• Exercise goal
Can you rewrite the listing from its first line through the line containing "dotted-trend-line bbox=[0, 48, 60, 100]", changing "warning-note" to "caution-note" and leaving everything else as it is?

-- Start of Dataset content --

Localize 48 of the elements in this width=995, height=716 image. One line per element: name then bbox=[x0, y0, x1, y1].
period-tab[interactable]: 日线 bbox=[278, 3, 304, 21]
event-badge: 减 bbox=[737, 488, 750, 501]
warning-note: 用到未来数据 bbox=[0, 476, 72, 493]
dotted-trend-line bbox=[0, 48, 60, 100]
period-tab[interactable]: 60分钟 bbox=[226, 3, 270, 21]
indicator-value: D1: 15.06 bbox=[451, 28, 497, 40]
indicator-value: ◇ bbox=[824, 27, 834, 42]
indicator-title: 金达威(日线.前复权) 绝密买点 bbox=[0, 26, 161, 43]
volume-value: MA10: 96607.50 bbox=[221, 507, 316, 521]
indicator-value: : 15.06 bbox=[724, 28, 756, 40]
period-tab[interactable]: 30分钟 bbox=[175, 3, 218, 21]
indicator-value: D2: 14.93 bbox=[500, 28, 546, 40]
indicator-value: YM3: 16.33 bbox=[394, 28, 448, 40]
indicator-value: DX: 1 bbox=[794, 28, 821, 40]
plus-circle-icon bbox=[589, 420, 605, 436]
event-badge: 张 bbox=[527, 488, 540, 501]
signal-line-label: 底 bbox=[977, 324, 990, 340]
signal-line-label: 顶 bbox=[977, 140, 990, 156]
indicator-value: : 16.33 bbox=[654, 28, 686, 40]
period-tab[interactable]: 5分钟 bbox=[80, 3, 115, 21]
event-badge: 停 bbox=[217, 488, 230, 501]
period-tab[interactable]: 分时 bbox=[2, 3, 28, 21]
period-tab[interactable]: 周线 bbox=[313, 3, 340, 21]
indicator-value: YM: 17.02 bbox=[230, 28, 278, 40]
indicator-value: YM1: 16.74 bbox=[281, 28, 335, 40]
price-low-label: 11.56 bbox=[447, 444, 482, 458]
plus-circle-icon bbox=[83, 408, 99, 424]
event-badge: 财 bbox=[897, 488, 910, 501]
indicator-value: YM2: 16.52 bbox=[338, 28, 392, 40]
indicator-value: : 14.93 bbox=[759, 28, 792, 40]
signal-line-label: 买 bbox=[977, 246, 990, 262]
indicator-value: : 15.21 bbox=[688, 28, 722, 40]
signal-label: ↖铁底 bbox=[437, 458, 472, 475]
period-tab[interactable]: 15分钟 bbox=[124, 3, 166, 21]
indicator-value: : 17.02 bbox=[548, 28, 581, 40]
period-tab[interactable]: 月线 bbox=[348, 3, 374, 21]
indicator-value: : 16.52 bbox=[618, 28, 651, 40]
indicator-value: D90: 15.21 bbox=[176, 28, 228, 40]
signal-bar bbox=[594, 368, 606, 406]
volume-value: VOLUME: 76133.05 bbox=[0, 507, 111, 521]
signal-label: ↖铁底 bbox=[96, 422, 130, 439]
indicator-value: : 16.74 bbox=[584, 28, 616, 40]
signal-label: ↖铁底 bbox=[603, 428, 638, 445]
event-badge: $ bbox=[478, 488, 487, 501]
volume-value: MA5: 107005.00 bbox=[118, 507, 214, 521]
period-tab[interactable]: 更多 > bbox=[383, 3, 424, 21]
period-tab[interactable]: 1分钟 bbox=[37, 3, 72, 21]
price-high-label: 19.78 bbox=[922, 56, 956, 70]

-- End of Dataset content --

• Finished answer
Localize 48 of the elements in this width=995, height=716 image. One line per element: name then bbox=[x0, y0, x1, y1].
period-tab[interactable]: 日线 bbox=[278, 3, 304, 21]
event-badge: 减 bbox=[737, 488, 750, 501]
caution-note: 用到未来数据 bbox=[0, 476, 72, 493]
dotted-trend-line bbox=[0, 48, 60, 100]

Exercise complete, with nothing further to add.